-- Provided entries --
··········
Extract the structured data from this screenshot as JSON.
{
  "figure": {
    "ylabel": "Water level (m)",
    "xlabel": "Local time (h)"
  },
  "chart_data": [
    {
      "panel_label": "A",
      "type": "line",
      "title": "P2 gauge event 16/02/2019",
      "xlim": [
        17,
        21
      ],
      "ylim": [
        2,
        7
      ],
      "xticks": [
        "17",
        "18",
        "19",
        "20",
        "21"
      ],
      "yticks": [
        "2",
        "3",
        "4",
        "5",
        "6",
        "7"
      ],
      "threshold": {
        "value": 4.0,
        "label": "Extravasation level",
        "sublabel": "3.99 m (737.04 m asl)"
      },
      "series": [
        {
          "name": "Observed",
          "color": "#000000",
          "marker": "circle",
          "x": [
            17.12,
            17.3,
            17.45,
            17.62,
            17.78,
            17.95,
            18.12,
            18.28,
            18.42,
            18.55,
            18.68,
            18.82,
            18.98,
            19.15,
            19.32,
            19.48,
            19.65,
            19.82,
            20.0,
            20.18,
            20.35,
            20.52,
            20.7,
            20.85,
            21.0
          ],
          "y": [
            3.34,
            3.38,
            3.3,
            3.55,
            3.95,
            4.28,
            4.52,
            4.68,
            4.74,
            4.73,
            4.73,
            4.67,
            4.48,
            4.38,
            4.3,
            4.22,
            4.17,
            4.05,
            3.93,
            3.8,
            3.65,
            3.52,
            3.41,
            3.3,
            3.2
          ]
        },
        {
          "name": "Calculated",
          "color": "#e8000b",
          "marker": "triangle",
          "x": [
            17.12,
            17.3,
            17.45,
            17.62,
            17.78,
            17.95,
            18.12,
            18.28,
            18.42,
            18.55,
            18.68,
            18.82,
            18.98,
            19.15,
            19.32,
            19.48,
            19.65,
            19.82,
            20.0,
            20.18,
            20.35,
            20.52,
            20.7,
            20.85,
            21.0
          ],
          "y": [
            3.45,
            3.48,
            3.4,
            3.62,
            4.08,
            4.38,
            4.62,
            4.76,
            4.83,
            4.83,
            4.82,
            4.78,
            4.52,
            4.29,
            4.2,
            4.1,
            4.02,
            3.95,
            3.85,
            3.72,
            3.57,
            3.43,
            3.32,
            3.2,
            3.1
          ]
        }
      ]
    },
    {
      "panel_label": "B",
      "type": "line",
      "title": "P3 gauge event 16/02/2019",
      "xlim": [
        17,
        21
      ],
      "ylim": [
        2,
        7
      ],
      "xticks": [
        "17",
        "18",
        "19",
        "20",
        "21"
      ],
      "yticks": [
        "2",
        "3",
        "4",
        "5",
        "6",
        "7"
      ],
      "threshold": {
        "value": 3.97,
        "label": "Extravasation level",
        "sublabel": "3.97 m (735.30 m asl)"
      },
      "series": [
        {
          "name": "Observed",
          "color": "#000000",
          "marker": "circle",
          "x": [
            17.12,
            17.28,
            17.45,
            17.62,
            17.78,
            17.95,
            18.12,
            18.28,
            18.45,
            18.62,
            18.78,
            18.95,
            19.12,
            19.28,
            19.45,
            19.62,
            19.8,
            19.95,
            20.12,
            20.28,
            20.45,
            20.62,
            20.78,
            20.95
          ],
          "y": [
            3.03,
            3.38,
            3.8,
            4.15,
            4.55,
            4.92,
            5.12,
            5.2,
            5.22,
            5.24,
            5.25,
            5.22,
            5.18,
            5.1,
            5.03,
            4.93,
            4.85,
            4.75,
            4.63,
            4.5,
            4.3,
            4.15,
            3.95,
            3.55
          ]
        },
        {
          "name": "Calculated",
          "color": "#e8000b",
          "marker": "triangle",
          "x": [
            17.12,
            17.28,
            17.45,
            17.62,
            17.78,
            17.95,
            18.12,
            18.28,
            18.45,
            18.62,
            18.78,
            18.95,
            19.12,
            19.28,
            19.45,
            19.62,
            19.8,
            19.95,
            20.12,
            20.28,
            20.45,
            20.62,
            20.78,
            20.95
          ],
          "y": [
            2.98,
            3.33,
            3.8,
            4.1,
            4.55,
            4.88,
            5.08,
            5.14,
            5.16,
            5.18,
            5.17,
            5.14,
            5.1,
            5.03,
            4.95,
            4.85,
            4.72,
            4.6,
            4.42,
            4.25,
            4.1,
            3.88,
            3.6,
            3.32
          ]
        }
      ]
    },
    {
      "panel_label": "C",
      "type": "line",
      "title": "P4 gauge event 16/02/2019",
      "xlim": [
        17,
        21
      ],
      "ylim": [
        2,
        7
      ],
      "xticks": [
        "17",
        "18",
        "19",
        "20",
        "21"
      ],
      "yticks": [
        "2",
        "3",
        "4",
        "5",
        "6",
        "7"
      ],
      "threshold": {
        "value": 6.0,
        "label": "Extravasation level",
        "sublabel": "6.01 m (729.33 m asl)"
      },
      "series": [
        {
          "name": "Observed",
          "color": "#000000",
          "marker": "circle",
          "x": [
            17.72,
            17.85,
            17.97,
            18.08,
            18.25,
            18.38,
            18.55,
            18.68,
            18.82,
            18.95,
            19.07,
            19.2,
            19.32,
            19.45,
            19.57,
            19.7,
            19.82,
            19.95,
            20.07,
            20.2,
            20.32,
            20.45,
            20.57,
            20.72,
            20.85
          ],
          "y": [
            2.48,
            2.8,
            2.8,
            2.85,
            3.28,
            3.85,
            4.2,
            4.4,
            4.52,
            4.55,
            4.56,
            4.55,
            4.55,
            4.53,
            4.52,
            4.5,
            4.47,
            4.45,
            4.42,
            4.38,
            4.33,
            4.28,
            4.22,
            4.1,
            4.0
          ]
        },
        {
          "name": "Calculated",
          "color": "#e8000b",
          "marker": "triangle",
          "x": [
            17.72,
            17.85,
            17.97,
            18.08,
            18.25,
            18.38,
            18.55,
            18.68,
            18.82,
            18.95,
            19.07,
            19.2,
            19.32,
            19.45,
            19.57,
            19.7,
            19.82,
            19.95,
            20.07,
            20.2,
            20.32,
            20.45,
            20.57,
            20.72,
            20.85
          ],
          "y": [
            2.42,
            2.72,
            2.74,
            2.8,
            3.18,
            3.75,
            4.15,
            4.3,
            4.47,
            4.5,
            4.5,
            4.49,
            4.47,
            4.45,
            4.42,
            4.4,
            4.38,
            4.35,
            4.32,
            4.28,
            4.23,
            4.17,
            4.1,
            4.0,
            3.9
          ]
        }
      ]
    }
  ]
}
··········
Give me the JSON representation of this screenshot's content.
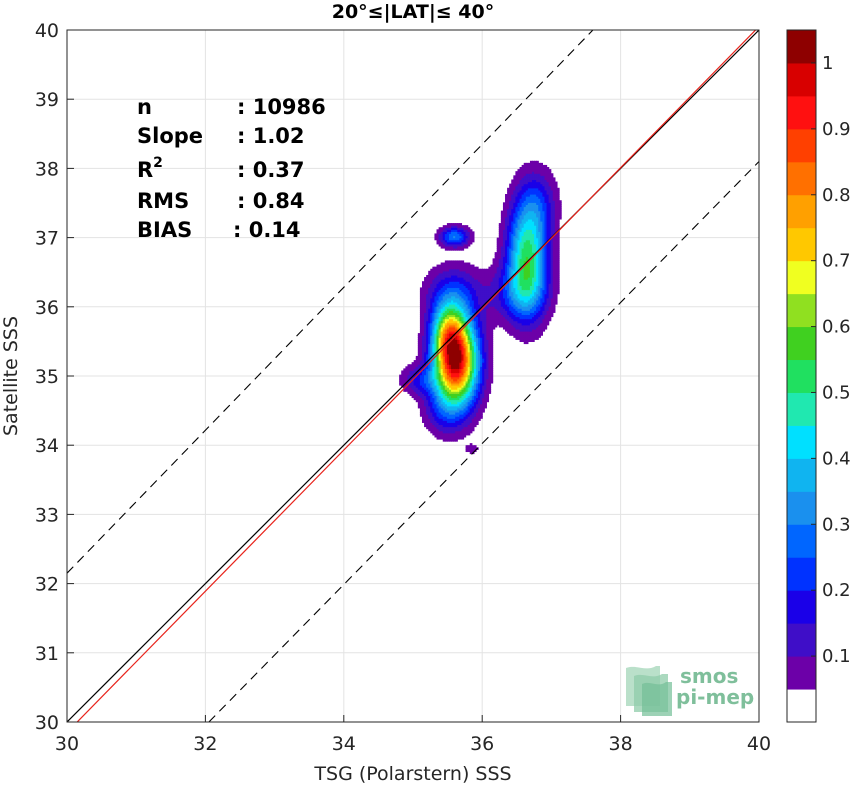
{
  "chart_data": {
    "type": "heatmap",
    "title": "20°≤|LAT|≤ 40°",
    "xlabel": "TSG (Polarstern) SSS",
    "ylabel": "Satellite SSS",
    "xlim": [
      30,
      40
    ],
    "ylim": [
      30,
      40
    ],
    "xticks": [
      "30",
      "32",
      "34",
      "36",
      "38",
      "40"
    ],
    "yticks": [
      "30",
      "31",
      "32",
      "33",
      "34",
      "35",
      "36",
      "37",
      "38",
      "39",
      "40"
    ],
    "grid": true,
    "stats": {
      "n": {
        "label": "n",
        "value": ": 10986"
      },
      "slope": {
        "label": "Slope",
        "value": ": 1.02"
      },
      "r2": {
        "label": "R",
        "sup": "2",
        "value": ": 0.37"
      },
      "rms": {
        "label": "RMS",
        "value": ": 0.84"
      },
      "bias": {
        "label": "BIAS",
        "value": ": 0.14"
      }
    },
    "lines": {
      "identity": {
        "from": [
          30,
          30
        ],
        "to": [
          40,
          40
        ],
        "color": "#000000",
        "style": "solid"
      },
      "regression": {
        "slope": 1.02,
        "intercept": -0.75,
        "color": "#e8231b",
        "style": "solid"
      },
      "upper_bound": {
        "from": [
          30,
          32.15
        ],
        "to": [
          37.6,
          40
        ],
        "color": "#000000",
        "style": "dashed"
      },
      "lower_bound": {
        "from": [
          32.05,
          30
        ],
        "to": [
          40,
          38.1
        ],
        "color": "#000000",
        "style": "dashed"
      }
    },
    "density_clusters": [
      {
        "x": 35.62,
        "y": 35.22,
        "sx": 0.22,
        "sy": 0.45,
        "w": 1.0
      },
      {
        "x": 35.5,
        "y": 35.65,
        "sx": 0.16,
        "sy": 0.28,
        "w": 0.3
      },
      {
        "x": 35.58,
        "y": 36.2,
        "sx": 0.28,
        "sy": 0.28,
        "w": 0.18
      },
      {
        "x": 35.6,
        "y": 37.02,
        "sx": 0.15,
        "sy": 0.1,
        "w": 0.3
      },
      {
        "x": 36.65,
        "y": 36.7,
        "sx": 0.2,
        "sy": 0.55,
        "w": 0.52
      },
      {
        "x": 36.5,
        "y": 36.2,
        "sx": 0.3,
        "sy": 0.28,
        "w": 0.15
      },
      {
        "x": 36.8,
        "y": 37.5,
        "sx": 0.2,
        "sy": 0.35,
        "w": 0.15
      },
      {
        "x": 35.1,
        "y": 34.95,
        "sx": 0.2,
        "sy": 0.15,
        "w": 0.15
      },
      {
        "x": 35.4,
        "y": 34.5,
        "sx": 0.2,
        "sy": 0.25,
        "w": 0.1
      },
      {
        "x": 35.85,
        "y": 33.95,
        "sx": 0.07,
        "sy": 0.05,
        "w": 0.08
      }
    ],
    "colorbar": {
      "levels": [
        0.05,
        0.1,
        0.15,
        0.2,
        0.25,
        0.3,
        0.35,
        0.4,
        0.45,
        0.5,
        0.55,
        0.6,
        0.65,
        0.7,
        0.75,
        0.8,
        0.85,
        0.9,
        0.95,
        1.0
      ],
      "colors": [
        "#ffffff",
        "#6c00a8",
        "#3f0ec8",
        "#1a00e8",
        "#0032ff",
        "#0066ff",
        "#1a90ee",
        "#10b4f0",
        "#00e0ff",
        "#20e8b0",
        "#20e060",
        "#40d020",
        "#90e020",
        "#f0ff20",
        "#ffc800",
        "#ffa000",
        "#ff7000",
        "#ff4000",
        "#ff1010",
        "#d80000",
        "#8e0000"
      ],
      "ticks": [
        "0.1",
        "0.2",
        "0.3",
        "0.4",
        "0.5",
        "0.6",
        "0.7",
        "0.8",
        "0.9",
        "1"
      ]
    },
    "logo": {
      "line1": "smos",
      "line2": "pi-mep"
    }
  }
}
··········
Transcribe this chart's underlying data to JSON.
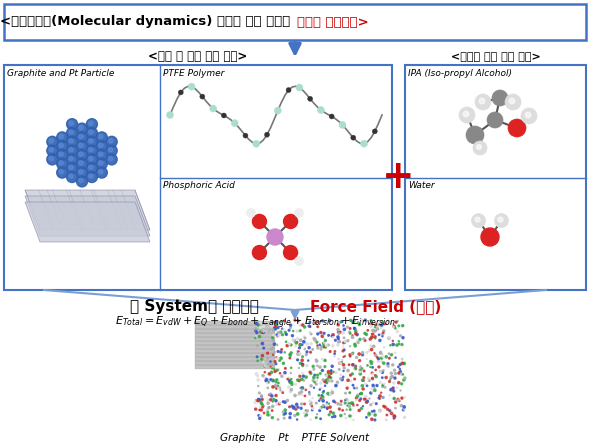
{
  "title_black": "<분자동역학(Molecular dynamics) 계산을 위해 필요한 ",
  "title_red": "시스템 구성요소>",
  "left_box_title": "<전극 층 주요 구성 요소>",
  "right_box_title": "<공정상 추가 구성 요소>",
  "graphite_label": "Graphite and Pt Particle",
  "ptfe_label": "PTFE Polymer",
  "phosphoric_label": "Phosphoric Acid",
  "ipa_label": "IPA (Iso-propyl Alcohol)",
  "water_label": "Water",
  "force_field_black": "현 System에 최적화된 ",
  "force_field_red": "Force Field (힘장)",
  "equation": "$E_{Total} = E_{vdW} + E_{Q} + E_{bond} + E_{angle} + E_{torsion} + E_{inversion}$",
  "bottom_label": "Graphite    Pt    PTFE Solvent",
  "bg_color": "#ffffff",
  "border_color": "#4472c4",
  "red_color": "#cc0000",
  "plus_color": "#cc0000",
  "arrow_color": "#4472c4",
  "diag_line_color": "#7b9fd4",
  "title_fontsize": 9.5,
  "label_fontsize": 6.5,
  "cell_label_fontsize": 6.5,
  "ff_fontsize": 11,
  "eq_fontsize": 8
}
··········
-- Work instructions --
Show all lines from the records above where the word "Graphite" occurs.

-- Written response --
  "graphite_label": "Graphite and Pt Particle",
  "bottom_label": "Graphite    Pt    PTFE Solvent",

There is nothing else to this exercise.